— start Source records —

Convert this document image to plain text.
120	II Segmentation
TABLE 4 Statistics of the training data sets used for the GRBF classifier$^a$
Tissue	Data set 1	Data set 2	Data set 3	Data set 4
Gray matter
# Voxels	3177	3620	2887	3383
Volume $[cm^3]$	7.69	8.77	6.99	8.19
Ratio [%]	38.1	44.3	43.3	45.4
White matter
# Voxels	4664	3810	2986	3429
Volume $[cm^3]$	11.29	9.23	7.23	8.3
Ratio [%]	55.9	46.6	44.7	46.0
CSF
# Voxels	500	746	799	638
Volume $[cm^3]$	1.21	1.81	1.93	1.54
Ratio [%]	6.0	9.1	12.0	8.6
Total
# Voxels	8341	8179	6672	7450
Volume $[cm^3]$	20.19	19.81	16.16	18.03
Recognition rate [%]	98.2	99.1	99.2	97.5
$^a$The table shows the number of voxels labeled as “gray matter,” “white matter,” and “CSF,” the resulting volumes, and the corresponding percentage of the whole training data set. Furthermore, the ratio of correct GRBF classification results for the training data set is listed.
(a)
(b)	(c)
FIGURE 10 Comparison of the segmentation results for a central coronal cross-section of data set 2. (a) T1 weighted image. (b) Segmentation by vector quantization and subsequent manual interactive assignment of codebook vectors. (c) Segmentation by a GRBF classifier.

— end Source records —

> _What is being asked_
Among the lines of the data, identify those with the word "Segmentation". Copy each of them.

> _The result_
120	II Segmentation
FIGURE 10 Comparison of the segmentation results for a central coronal cross-section of data set 2. (a) T1 weighted image. (b) Segmentation by vector quantization and subsequent manual interactive assignment of codebook vectors. (c) Segmentation by a GRBF classifier.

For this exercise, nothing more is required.